## Given records

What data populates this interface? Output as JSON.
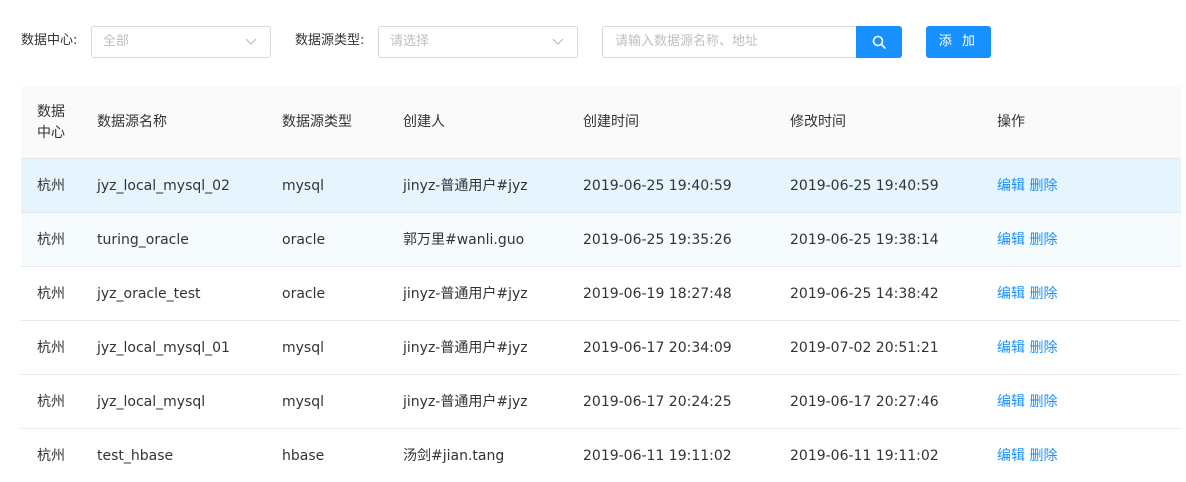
{
  "filters": {
    "datacenter_label": "数据中心:",
    "datacenter_placeholder": "全部",
    "type_label": "数据源类型:",
    "type_placeholder": "请选择",
    "search_placeholder": "请输入数据源名称、地址",
    "add_label": "添 加"
  },
  "icons": {
    "chevron": "chevron-down-icon",
    "search": "search-icon"
  },
  "colors": {
    "primary": "#1890ff",
    "selected_row": "#e6f4fd",
    "header_bg": "#fafafa"
  },
  "table": {
    "columns": [
      "数据中心",
      "数据源名称",
      "数据源类型",
      "创建人",
      "创建时间",
      "修改时间",
      "操作"
    ],
    "rows": [
      {
        "center": "杭州",
        "name": "jyz_local_mysql_02",
        "type": "mysql",
        "creator": "jinyz-普通用户#jyz",
        "created": "2019-06-25 19:40:59",
        "modified": "2019-06-25 19:40:59",
        "edit": "编辑",
        "del": "删除"
      },
      {
        "center": "杭州",
        "name": "turing_oracle",
        "type": "oracle",
        "creator": "郭万里#wanli.guo",
        "created": "2019-06-25 19:35:26",
        "modified": "2019-06-25 19:38:14",
        "edit": "编辑",
        "del": "删除"
      },
      {
        "center": "杭州",
        "name": "jyz_oracle_test",
        "type": "oracle",
        "creator": "jinyz-普通用户#jyz",
        "created": "2019-06-19 18:27:48",
        "modified": "2019-06-25 14:38:42",
        "edit": "编辑",
        "del": "删除"
      },
      {
        "center": "杭州",
        "name": "jyz_local_mysql_01",
        "type": "mysql",
        "creator": "jinyz-普通用户#jyz",
        "created": "2019-06-17 20:34:09",
        "modified": "2019-07-02 20:51:21",
        "edit": "编辑",
        "del": "删除"
      },
      {
        "center": "杭州",
        "name": "jyz_local_mysql",
        "type": "mysql",
        "creator": "jinyz-普通用户#jyz",
        "created": "2019-06-17 20:24:25",
        "modified": "2019-06-17 20:27:46",
        "edit": "编辑",
        "del": "删除"
      },
      {
        "center": "杭州",
        "name": "test_hbase",
        "type": "hbase",
        "creator": "汤剑#jian.tang",
        "created": "2019-06-11 19:11:02",
        "modified": "2019-06-11 19:11:02",
        "edit": "编辑",
        "del": "删除"
      }
    ]
  }
}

## What is needed
Transcribe every entry word for word, but skip the pictures.

## Result of this task
What data populates this interface? Output as JSON.
{
  "filters": {
    "datacenter_label": "数据中心:",
    "datacenter_placeholder": "全部",
    "type_label": "数据源类型:",
    "type_placeholder": "请选择",
    "search_placeholder": "请输入数据源名称、地址",
    "add_label": "添 加"
  },
  "icons": {
    "chevron": "chevron-down-icon",
    "search": "search-icon"
  },
  "colors": {
    "primary": "#1890ff",
    "selected_row": "#e6f4fd",
    "header_bg": "#fafafa"
  },
  "table": {
    "columns": [
      "数据中心",
      "数据源名称",
      "数据源类型",
      "创建人",
      "创建时间",
      "修改时间",
      "操作"
    ],
    "rows": [
      {
        "center": "杭州",
        "name": "jyz_local_mysql_02",
        "type": "mysql",
        "creator": "jinyz-普通用户#jyz",
        "created": "2019-06-25 19:40:59",
        "modified": "2019-06-25 19:40:59",
        "edit": "编辑",
        "del": "删除"
      },
      {
        "center": "杭州",
        "name": "turing_oracle",
        "type": "oracle",
        "creator": "郭万里#wanli.guo",
        "created": "2019-06-25 19:35:26",
        "modified": "2019-06-25 19:38:14",
        "edit": "编辑",
        "del": "删除"
      },
      {
        "center": "杭州",
        "name": "jyz_oracle_test",
        "type": "oracle",
        "creator": "jinyz-普通用户#jyz",
        "created": "2019-06-19 18:27:48",
        "modified": "2019-06-25 14:38:42",
        "edit": "编辑",
        "del": "删除"
      },
      {
        "center": "杭州",
        "name": "jyz_local_mysql_01",
        "type": "mysql",
        "creator": "jinyz-普通用户#jyz",
        "created": "2019-06-17 20:34:09",
        "modified": "2019-07-02 20:51:21",
        "edit": "编辑",
        "del": "删除"
      },
      {
        "center": "杭州",
        "name": "jyz_local_mysql",
        "type": "mysql",
        "creator": "jinyz-普通用户#jyz",
        "created": "2019-06-17 20:24:25",
        "modified": "2019-06-17 20:27:46",
        "edit": "编辑",
        "del": "删除"
      },
      {
        "center": "杭州",
        "name": "test_hbase",
        "type": "hbase",
        "creator": "汤剑#jian.tang",
        "created": "2019-06-11 19:11:02",
        "modified": "2019-06-11 19:11:02",
        "edit": "编辑",
        "del": "删除"
      }
    ]
  }
}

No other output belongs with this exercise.